What to produce
Output exactly the lines from the line with "Give me a plain-text" through the end of the records below. Include nothing else.

Dataset

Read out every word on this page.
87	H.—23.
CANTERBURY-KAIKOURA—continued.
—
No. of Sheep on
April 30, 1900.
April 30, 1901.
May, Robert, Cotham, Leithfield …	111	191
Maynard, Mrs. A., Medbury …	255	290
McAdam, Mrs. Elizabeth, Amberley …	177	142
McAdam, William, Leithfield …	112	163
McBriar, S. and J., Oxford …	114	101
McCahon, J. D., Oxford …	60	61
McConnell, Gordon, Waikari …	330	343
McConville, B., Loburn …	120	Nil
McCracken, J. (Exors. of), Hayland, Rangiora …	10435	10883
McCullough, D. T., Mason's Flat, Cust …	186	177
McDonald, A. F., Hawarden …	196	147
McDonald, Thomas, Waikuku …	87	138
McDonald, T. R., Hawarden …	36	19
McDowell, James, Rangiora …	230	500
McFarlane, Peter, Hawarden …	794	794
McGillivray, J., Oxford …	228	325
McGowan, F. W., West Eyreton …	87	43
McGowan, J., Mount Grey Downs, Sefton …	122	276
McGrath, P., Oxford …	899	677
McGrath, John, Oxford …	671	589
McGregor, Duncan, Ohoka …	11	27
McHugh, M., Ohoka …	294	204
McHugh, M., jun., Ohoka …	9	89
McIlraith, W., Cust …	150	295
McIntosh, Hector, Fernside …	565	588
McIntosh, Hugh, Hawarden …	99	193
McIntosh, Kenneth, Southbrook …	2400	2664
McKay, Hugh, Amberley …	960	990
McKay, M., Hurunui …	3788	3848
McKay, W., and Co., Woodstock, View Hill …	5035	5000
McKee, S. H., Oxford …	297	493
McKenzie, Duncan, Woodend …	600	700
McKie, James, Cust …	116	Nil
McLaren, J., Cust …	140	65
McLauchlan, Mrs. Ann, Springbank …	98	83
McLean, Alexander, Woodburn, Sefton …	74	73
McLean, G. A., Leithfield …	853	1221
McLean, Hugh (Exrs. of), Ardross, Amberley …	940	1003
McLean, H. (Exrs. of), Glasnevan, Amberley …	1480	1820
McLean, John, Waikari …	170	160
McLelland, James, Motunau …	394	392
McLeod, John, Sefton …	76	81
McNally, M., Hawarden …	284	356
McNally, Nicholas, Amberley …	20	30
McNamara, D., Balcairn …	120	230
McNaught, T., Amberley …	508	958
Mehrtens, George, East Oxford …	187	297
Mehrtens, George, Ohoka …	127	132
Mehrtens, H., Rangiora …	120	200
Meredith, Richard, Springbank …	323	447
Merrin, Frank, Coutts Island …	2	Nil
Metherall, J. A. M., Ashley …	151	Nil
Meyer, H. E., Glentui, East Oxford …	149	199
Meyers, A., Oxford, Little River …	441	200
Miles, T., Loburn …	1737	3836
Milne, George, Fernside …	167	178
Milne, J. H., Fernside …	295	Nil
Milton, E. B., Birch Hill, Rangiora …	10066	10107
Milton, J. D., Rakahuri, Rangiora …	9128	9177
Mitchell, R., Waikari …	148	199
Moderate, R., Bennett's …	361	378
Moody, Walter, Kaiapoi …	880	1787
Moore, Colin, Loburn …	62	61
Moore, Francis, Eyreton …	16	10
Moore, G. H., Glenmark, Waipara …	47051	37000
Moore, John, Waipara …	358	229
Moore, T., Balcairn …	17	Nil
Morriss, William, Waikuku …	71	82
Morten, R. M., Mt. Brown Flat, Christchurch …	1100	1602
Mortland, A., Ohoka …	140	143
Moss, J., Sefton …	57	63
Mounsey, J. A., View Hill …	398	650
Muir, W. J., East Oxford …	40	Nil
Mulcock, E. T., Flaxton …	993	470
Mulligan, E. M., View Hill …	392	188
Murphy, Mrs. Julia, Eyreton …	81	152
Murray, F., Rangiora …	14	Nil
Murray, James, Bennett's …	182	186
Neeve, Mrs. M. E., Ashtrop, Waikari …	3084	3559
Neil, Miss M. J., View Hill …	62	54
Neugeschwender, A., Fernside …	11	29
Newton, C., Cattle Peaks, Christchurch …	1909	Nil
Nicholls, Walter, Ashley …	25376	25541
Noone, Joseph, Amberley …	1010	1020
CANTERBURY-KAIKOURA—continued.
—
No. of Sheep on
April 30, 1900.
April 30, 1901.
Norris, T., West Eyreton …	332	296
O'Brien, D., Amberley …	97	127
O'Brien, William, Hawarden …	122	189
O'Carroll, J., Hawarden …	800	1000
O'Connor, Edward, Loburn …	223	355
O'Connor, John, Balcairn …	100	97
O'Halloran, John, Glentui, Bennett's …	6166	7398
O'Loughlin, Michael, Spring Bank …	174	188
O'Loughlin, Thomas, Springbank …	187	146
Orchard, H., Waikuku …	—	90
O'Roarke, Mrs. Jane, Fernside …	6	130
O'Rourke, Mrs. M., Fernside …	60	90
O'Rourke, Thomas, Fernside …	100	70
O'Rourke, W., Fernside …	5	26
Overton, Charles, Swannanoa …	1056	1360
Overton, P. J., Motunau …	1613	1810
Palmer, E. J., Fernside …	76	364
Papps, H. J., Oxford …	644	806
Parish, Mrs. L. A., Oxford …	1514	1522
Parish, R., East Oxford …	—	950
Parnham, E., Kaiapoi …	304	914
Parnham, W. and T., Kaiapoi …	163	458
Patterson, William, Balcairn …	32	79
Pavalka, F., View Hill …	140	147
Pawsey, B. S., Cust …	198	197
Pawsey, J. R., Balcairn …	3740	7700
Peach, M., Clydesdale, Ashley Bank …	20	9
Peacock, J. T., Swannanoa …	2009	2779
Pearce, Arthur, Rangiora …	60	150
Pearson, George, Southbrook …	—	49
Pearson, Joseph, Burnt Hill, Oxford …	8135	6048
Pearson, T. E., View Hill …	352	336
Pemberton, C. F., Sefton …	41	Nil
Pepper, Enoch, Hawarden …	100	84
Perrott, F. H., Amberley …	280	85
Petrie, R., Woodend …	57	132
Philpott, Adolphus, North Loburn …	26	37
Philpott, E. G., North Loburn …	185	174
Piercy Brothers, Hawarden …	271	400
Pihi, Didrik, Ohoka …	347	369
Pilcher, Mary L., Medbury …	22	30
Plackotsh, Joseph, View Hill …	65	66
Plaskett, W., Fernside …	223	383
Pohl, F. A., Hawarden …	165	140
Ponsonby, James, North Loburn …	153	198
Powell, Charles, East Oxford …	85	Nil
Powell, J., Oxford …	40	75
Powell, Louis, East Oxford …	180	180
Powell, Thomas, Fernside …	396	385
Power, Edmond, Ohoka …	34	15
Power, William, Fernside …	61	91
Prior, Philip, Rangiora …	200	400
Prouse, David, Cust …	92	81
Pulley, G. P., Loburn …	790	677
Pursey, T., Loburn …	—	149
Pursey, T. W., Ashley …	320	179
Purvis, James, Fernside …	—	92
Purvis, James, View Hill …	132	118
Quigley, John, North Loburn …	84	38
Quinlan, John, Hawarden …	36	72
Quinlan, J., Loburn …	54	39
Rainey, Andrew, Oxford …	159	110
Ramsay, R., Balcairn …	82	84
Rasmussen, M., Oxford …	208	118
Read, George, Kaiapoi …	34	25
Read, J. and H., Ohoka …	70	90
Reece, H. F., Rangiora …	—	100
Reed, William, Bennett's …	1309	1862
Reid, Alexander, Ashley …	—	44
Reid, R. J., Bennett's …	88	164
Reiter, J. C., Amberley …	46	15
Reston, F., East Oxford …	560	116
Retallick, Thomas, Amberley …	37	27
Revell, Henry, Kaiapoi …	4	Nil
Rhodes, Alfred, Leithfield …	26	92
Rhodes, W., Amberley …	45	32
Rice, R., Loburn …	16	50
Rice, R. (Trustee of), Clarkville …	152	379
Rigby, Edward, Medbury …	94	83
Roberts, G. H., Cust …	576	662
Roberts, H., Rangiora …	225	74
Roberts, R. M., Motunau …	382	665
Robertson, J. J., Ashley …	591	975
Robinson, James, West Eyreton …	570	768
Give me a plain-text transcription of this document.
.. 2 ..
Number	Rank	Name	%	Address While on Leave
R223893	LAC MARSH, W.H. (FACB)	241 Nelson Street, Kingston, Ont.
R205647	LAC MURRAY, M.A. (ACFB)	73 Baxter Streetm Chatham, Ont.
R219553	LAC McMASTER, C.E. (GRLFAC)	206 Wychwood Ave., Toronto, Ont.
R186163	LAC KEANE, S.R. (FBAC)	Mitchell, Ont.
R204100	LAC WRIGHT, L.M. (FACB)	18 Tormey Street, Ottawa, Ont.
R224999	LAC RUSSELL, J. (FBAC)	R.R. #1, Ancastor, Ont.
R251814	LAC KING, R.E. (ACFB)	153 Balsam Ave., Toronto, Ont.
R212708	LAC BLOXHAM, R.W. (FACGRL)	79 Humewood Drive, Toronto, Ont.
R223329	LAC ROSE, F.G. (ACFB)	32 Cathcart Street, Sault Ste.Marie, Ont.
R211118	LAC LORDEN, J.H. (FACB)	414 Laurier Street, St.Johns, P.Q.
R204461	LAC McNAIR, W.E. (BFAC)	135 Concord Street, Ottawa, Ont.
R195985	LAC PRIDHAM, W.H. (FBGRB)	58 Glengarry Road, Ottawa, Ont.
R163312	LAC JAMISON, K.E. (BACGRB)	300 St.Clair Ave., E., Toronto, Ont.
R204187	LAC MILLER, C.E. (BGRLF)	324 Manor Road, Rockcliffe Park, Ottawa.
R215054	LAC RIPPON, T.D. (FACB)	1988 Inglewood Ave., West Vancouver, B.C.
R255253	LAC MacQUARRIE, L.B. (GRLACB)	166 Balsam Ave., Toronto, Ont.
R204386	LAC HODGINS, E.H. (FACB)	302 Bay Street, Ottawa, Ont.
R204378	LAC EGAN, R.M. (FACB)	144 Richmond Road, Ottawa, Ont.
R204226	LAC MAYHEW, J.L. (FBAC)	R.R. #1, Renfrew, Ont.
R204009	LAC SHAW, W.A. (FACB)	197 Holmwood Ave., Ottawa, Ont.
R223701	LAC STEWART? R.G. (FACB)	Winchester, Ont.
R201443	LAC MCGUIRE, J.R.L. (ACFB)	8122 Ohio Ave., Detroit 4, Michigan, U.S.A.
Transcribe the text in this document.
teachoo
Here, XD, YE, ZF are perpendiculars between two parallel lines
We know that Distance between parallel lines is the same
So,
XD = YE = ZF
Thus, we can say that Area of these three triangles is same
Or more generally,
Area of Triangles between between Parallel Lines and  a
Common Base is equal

Output for this exercise
Give me a plain-text transcription of this document.
.. 2 ..
Number	Rank	Name	%	Address While on Leave
R223893	LAC MARSH, W.H. (FACB)	241 Nelson Street, Kingston, Ont.
R205647	LAC MURRAY, M.A. (ACFB)	73 Baxter Streetm Chatham, Ont.
R219553	LAC McMASTER, C.E. (GRLFAC)	206 Wychwood Ave., Toronto, Ont.
R186163	LAC KEANE, S.R. (FBAC)	Mitchell, Ont.
R204100	LAC WRIGHT, L.M. (FACB)	18 Tormey Street, Ottawa, Ont.
R224999	LAC RUSSELL, J. (FBAC)	R.R. #1, Ancastor, Ont.
R251814	LAC KING, R.E. (ACFB)	153 Balsam Ave., Toronto, Ont.
R212708	LAC BLOXHAM, R.W. (FACGRL)	79 Humewood Drive, Toronto, Ont.
R223329	LAC ROSE, F.G. (ACFB)	32 Cathcart Street, Sault Ste.Marie, Ont.
R211118	LAC LORDEN, J.H. (FACB)	414 Laurier Street, St.Johns, P.Q.
R204461	LAC McNAIR, W.E. (BFAC)	135 Concord Street, Ottawa, Ont.
R195985	LAC PRIDHAM, W.H. (FBGRB)	58 Glengarry Road, Ottawa, Ont.
R163312	LAC JAMISON, K.E. (BACGRB)	300 St.Clair Ave., E., Toronto, Ont.
R204187	LAC MILLER, C.E. (BGRLF)	324 Manor Road, Rockcliffe Park, Ottawa.
R215054	LAC RIPPON, T.D. (FACB)	1988 Inglewood Ave., West Vancouver, B.C.
R255253	LAC MacQUARRIE, L.B. (GRLACB)	166 Balsam Ave., Toronto, Ont.
R204386	LAC HODGINS, E.H. (FACB)	302 Bay Street, Ottawa, Ont.
R204378	LAC EGAN, R.M. (FACB)	144 Richmond Road, Ottawa, Ont.
R204226	LAC MAYHEW, J.L. (FBAC)	R.R. #1, Renfrew, Ont.
R204009	LAC SHAW, W.A. (FACB)	197 Holmwood Ave., Ottawa, Ont.
R223701	LAC STEWART? R.G. (FACB)	Winchester, Ont.
R201443	LAC MCGUIRE, J.R.L. (ACFB)	8122 Ohio Ave., Detroit 4, Michigan, U.S.A.
Transcribe the text in this document.
teachoo
Here, XD, YE, ZF are perpendiculars between two parallel lines
We know that Distance between parallel lines is the same
So,
XD = YE = ZF
Thus, we can say that Area of these three triangles is same
Or more generally,
Area of Triangles between between Parallel Lines and  a
Common Base is equal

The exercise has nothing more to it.